[Materials provided]:
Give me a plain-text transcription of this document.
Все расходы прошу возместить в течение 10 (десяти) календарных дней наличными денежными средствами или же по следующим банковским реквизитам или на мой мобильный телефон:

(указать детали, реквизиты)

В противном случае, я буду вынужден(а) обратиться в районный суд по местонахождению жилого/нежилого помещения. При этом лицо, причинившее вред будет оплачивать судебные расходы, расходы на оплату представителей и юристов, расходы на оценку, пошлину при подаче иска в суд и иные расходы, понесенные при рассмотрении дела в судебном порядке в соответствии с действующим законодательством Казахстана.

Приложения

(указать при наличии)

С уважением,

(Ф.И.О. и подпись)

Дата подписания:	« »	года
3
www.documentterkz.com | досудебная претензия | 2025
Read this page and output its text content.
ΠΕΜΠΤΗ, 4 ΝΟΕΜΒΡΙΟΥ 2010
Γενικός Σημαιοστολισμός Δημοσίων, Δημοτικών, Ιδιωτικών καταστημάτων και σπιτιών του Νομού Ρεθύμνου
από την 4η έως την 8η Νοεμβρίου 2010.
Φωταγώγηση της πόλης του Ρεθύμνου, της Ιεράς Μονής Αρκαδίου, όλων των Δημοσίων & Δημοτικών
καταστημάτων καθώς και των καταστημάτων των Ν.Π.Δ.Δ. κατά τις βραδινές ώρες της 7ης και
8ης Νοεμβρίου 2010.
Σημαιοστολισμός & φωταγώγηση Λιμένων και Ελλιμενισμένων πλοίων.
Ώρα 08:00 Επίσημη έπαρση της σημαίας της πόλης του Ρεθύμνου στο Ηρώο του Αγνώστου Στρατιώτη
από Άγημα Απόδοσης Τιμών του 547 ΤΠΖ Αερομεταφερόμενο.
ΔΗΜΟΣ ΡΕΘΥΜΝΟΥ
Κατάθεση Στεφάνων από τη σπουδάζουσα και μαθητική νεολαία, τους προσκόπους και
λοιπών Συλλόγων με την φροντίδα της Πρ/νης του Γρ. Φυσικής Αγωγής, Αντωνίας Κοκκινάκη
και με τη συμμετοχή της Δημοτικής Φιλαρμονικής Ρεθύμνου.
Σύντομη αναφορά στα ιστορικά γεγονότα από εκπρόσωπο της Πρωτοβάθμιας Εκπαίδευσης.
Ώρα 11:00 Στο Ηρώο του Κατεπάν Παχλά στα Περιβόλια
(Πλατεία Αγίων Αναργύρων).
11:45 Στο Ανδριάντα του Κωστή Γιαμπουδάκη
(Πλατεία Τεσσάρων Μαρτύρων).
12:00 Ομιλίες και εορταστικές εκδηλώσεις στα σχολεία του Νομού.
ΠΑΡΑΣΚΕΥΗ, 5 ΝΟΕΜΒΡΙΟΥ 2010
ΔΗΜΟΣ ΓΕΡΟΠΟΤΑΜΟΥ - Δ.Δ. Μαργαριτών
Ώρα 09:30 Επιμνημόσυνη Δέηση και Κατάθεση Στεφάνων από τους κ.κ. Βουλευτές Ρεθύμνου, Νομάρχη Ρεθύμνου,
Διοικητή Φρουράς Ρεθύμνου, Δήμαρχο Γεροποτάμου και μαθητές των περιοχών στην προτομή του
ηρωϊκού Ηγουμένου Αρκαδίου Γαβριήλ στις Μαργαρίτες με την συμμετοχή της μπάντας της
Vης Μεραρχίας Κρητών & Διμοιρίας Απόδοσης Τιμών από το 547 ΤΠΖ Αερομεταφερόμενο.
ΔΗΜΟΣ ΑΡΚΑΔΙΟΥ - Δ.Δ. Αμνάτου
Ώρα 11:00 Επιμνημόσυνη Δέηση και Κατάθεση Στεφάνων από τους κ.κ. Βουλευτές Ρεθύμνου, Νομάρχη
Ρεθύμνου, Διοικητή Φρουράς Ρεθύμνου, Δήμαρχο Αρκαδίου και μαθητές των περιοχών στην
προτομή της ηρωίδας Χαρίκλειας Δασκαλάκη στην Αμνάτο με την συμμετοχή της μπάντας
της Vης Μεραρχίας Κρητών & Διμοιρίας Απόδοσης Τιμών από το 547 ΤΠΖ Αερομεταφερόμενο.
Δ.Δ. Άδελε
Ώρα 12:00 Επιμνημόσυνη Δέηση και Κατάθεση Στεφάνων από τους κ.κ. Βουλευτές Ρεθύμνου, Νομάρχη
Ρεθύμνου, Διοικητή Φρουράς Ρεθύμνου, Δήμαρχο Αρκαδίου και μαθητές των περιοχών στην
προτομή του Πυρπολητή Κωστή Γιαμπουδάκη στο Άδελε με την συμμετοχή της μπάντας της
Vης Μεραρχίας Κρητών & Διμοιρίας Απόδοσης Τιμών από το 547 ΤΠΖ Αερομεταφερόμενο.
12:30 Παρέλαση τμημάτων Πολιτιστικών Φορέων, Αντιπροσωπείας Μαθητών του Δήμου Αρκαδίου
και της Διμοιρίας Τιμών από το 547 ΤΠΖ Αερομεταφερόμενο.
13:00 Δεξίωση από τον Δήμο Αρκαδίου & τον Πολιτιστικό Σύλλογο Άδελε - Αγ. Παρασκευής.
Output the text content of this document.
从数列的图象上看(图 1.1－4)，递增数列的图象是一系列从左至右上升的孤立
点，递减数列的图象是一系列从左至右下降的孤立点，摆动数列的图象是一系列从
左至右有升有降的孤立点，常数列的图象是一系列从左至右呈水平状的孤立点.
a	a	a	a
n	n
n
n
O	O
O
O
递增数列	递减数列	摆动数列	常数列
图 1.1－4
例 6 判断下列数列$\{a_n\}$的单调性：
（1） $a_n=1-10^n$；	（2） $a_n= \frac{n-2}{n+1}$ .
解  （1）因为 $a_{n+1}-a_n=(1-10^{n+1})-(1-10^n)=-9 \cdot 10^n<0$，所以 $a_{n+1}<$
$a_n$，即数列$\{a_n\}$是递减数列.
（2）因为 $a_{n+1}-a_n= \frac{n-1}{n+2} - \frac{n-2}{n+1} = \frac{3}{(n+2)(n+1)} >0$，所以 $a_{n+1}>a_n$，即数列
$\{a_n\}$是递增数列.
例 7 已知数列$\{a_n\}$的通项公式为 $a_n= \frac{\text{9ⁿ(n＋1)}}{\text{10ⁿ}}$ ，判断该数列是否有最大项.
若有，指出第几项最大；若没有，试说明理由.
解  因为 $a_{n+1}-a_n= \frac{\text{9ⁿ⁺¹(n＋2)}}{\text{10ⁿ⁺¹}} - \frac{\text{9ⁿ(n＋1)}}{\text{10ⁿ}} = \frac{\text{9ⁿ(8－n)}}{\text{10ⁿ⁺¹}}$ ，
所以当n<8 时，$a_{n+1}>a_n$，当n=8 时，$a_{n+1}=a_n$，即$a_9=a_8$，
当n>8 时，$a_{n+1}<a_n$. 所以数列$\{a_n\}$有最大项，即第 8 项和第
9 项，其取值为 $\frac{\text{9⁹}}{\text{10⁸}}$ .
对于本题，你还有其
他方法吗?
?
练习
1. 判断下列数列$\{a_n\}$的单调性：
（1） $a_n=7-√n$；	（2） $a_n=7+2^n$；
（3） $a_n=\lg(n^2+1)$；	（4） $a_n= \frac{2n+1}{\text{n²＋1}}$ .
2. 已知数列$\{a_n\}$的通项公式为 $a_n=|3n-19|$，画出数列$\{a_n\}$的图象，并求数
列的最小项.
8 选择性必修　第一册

[Short problem]: Every entry needs to be retyped exactly.

[Exercise result]:
Give me a plain-text transcription of this document.
Все расходы прошу возместить в течение 10 (десяти) календарных дней наличными денежными средствами или же по следующим банковским реквизитам или на мой мобильный телефон:

(указать детали, реквизиты)

В противном случае, я буду вынужден(а) обратиться в районный суд по местонахождению жилого/нежилого помещения. При этом лицо, причинившее вред будет оплачивать судебные расходы, расходы на оплату представителей и юристов, расходы на оценку, пошлину при подаче иска в суд и иные расходы, понесенные при рассмотрении дела в судебном порядке в соответствии с действующим законодательством Казахстана.

Приложения

(указать при наличии)

С уважением,

(Ф.И.О. и подпись)

Дата подписания:	« »	года
3
www.documentterkz.com | досудебная претензия | 2025
Read this page and output its text content.
ΠΕΜΠΤΗ, 4 ΝΟΕΜΒΡΙΟΥ 2010
Γενικός Σημαιοστολισμός Δημοσίων, Δημοτικών, Ιδιωτικών καταστημάτων και σπιτιών του Νομού Ρεθύμνου
από την 4η έως την 8η Νοεμβρίου 2010.
Φωταγώγηση της πόλης του Ρεθύμνου, της Ιεράς Μονής Αρκαδίου, όλων των Δημοσίων & Δημοτικών
καταστημάτων καθώς και των καταστημάτων των Ν.Π.Δ.Δ. κατά τις βραδινές ώρες της 7ης και
8ης Νοεμβρίου 2010.
Σημαιοστολισμός & φωταγώγηση Λιμένων και Ελλιμενισμένων πλοίων.
Ώρα 08:00 Επίσημη έπαρση της σημαίας της πόλης του Ρεθύμνου στο Ηρώο του Αγνώστου Στρατιώτη
από Άγημα Απόδοσης Τιμών του 547 ΤΠΖ Αερομεταφερόμενο.
ΔΗΜΟΣ ΡΕΘΥΜΝΟΥ
Κατάθεση Στεφάνων από τη σπουδάζουσα και μαθητική νεολαία, τους προσκόπους και
λοιπών Συλλόγων με την φροντίδα της Πρ/νης του Γρ. Φυσικής Αγωγής, Αντωνίας Κοκκινάκη
και με τη συμμετοχή της Δημοτικής Φιλαρμονικής Ρεθύμνου.
Σύντομη αναφορά στα ιστορικά γεγονότα από εκπρόσωπο της Πρωτοβάθμιας Εκπαίδευσης.
Ώρα 11:00 Στο Ηρώο του Κατεπάν Παχλά στα Περιβόλια
(Πλατεία Αγίων Αναργύρων).
11:45 Στο Ανδριάντα του Κωστή Γιαμπουδάκη
(Πλατεία Τεσσάρων Μαρτύρων).
12:00 Ομιλίες και εορταστικές εκδηλώσεις στα σχολεία του Νομού.
ΠΑΡΑΣΚΕΥΗ, 5 ΝΟΕΜΒΡΙΟΥ 2010
ΔΗΜΟΣ ΓΕΡΟΠΟΤΑΜΟΥ - Δ.Δ. Μαργαριτών
Ώρα 09:30 Επιμνημόσυνη Δέηση και Κατάθεση Στεφάνων από τους κ.κ. Βουλευτές Ρεθύμνου, Νομάρχη Ρεθύμνου,
Διοικητή Φρουράς Ρεθύμνου, Δήμαρχο Γεροποτάμου και μαθητές των περιοχών στην προτομή του
ηρωϊκού Ηγουμένου Αρκαδίου Γαβριήλ στις Μαργαρίτες με την συμμετοχή της μπάντας της
Vης Μεραρχίας Κρητών & Διμοιρίας Απόδοσης Τιμών από το 547 ΤΠΖ Αερομεταφερόμενο.
ΔΗΜΟΣ ΑΡΚΑΔΙΟΥ - Δ.Δ. Αμνάτου
Ώρα 11:00 Επιμνημόσυνη Δέηση και Κατάθεση Στεφάνων από τους κ.κ. Βουλευτές Ρεθύμνου, Νομάρχη
Ρεθύμνου, Διοικητή Φρουράς Ρεθύμνου, Δήμαρχο Αρκαδίου και μαθητές των περιοχών στην
προτομή της ηρωίδας Χαρίκλειας Δασκαλάκη στην Αμνάτο με την συμμετοχή της μπάντας
της Vης Μεραρχίας Κρητών & Διμοιρίας Απόδοσης Τιμών από το 547 ΤΠΖ Αερομεταφερόμενο.
Δ.Δ. Άδελε
Ώρα 12:00 Επιμνημόσυνη Δέηση και Κατάθεση Στεφάνων από τους κ.κ. Βουλευτές Ρεθύμνου, Νομάρχη
Ρεθύμνου, Διοικητή Φρουράς Ρεθύμνου, Δήμαρχο Αρκαδίου και μαθητές των περιοχών στην
προτομή του Πυρπολητή Κωστή Γιαμπουδάκη στο Άδελε με την συμμετοχή της μπάντας της
Vης Μεραρχίας Κρητών & Διμοιρίας Απόδοσης Τιμών από το 547 ΤΠΖ Αερομεταφερόμενο.
12:30 Παρέλαση τμημάτων Πολιτιστικών Φορέων, Αντιπροσωπείας Μαθητών του Δήμου Αρκαδίου
και της Διμοιρίας Τιμών από το 547 ΤΠΖ Αερομεταφερόμενο.
13:00 Δεξίωση από τον Δήμο Αρκαδίου & τον Πολιτιστικό Σύλλογο Άδελε - Αγ. Παρασκευής.
Output the text content of this document.
从数列的图象上看(图 1.1－4)，递增数列的图象是一系列从左至右上升的孤立
点，递减数列的图象是一系列从左至右下降的孤立点，摆动数列的图象是一系列从
左至右有升有降的孤立点，常数列的图象是一系列从左至右呈水平状的孤立点.
a	a	a	a
n	n
n
n
O	O
O
O
递增数列	递减数列	摆动数列	常数列
图 1.1－4
例 6 判断下列数列$\{a_n\}$的单调性：
（1） $a_n=1-10^n$；	（2） $a_n= \frac{n-2}{n+1}$ .
解  （1）因为 $a_{n+1}-a_n=(1-10^{n+1})-(1-10^n)=-9 \cdot 10^n<0$，所以 $a_{n+1}<$
$a_n$，即数列$\{a_n\}$是递减数列.
（2）因为 $a_{n+1}-a_n= \frac{n-1}{n+2} - \frac{n-2}{n+1} = \frac{3}{(n+2)(n+1)} >0$，所以 $a_{n+1}>a_n$，即数列
$\{a_n\}$是递增数列.
例 7 已知数列$\{a_n\}$的通项公式为 $a_n= \frac{\text{9ⁿ(n＋1)}}{\text{10ⁿ}}$ ，判断该数列是否有最大项.
若有，指出第几项最大；若没有，试说明理由.
解  因为 $a_{n+1}-a_n= \frac{\text{9ⁿ⁺¹(n＋2)}}{\text{10ⁿ⁺¹}} - \frac{\text{9ⁿ(n＋1)}}{\text{10ⁿ}} = \frac{\text{9ⁿ(8－n)}}{\text{10ⁿ⁺¹}}$ ，
所以当n<8 时，$a_{n+1}>a_n$，当n=8 时，$a_{n+1}=a_n$，即$a_9=a_8$，
当n>8 时，$a_{n+1}<a_n$. 所以数列$\{a_n\}$有最大项，即第 8 项和第
9 项，其取值为 $\frac{\text{9⁹}}{\text{10⁸}}$ .
对于本题，你还有其
他方法吗?
?
练习
1. 判断下列数列$\{a_n\}$的单调性：
（1） $a_n=7-√n$；	（2） $a_n=7+2^n$；
（3） $a_n=\lg(n^2+1)$；	（4） $a_n= \frac{2n+1}{\text{n²＋1}}$ .
2. 已知数列$\{a_n\}$的通项公式为 $a_n=|3n-19|$，画出数列$\{a_n\}$的图象，并求数
列的最小项.
8 选择性必修　第一册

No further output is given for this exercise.